**Work to do:** Write out each line in which the string "What" is present.

**Stored entries:**
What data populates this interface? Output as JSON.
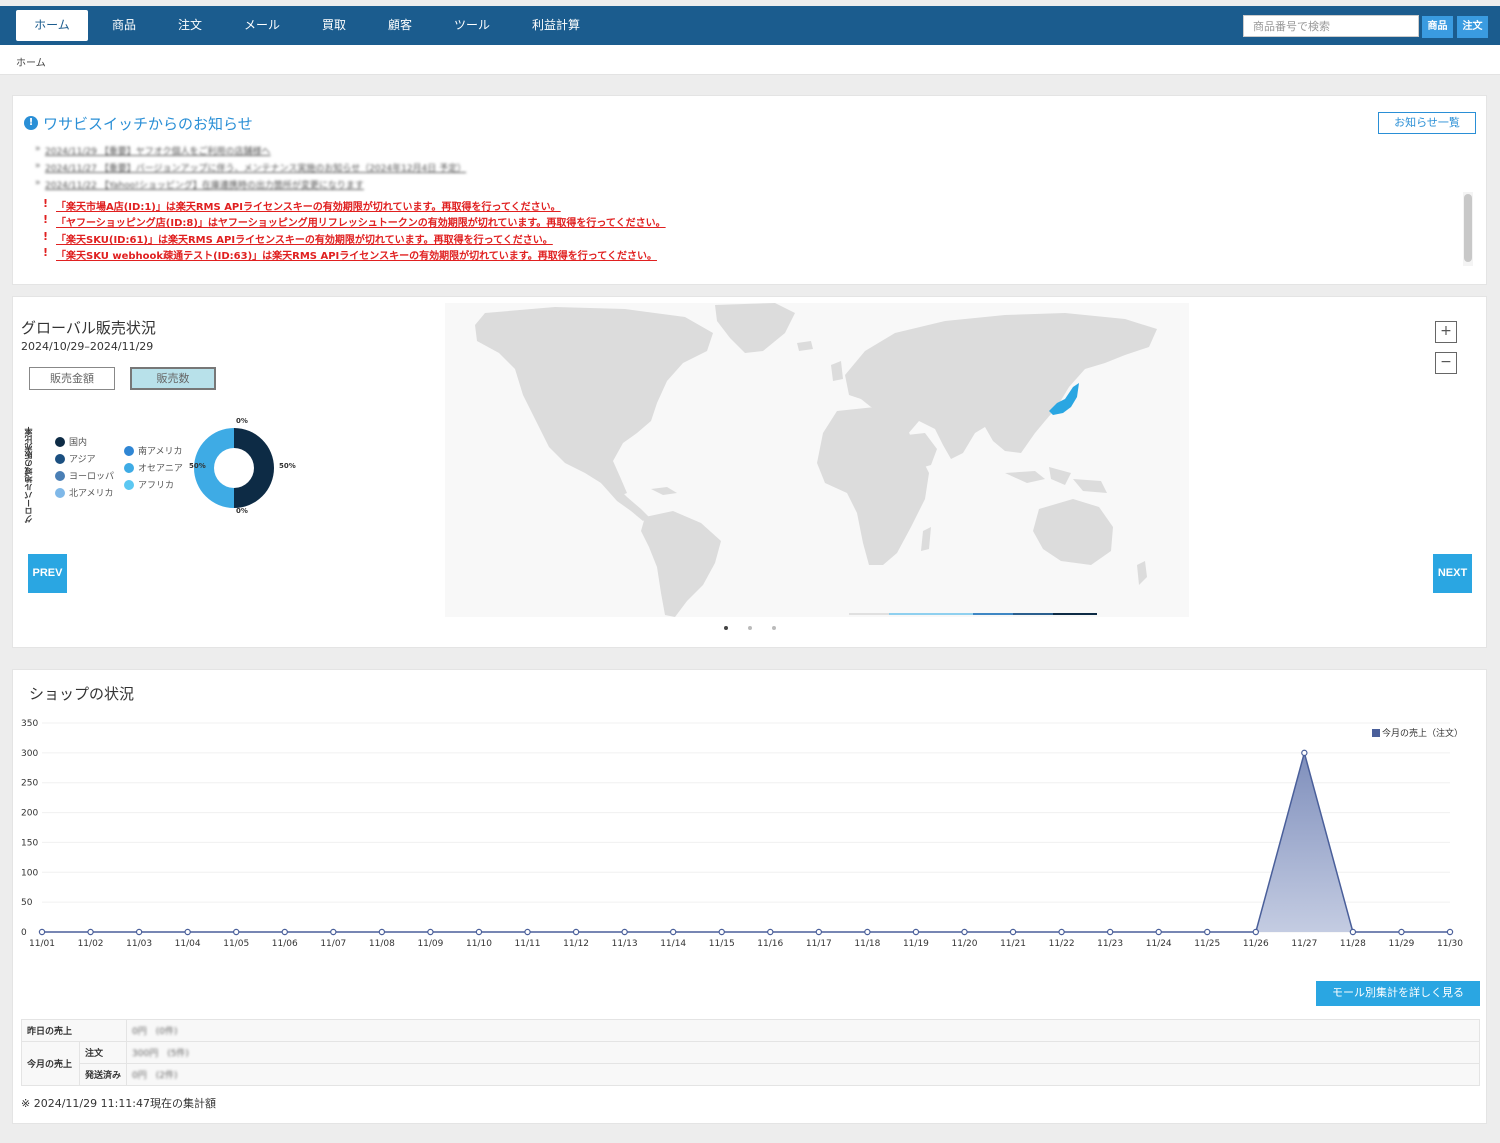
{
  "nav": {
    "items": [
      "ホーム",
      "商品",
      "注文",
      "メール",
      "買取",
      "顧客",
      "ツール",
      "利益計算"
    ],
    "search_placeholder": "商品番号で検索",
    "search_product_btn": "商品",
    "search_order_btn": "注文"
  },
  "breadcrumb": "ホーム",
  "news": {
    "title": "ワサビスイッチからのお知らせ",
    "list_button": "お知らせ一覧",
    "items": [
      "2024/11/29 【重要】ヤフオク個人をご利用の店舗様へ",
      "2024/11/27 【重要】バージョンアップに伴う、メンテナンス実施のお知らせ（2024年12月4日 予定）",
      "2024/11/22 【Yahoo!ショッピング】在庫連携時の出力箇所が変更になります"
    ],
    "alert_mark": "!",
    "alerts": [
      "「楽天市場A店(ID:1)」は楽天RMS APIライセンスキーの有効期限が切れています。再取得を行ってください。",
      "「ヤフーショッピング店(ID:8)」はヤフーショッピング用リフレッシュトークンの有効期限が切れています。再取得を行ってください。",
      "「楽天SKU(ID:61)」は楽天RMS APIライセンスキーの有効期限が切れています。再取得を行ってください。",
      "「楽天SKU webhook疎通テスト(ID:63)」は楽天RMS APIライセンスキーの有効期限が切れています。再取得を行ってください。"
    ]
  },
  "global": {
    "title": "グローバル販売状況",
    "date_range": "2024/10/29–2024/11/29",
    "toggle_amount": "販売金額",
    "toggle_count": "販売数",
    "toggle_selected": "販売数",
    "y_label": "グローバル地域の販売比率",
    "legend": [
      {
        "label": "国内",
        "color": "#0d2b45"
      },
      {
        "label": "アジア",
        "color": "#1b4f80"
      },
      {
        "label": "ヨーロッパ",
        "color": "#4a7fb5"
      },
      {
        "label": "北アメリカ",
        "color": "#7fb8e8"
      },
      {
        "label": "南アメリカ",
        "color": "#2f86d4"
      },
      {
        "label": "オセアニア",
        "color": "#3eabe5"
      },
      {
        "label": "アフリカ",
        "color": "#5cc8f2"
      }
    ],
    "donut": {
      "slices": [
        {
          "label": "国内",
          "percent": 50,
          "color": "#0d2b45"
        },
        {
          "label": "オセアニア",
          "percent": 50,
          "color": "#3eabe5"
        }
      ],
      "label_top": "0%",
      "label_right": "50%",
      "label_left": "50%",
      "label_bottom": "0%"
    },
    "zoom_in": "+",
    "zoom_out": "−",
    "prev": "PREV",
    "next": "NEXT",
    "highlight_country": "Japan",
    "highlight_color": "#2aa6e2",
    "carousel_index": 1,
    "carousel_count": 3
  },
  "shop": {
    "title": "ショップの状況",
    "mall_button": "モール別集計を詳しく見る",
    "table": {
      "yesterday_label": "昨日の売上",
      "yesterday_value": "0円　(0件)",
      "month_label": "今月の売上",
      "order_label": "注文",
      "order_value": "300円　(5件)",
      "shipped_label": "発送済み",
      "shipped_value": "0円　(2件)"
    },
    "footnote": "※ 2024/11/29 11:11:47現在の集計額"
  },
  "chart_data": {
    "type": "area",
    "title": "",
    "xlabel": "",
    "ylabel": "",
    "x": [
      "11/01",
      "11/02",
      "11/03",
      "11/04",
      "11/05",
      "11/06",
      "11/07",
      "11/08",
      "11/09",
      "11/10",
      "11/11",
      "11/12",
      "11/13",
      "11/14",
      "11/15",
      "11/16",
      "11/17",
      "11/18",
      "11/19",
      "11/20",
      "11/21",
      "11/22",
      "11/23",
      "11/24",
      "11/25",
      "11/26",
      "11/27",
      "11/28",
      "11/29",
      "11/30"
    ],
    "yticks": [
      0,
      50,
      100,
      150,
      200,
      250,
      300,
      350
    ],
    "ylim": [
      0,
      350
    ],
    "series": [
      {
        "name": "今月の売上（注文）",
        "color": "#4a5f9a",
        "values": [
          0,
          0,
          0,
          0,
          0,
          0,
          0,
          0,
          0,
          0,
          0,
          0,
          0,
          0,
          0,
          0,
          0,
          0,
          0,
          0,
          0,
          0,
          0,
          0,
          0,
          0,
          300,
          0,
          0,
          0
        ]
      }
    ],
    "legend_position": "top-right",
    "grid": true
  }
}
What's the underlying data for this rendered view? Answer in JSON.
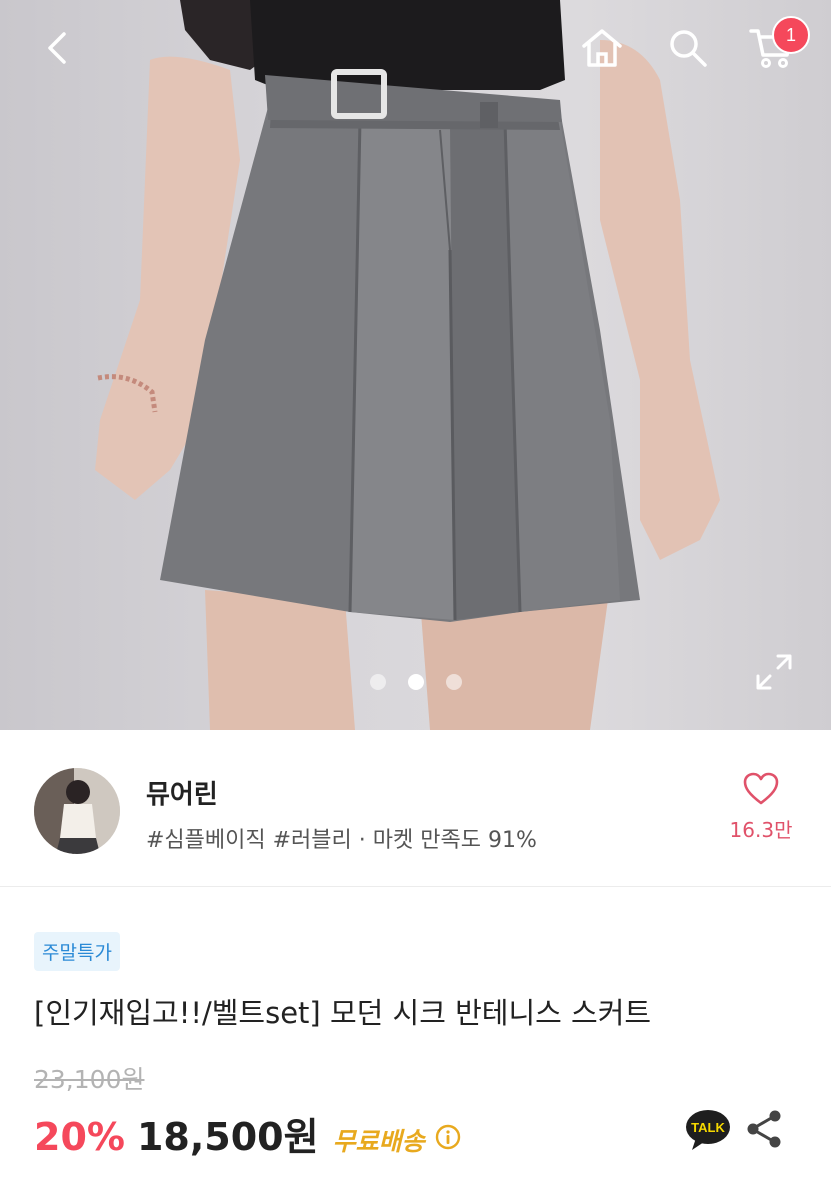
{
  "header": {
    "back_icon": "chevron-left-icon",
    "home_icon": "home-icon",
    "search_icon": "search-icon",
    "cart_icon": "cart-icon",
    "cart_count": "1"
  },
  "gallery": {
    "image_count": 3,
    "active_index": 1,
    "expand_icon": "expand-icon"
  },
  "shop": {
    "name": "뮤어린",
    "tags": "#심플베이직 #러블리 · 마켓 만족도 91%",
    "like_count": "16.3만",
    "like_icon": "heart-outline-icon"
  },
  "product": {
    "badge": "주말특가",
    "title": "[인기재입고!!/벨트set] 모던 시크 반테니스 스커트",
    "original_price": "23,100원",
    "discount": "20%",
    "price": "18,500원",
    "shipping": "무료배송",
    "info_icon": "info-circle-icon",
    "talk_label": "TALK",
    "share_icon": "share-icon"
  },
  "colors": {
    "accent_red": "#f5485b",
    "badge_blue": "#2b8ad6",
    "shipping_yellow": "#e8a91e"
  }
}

**Solved exercise:**
What data populates this interface? Output as JSON.
What's the underlying data for this rendered view? Answer in JSON.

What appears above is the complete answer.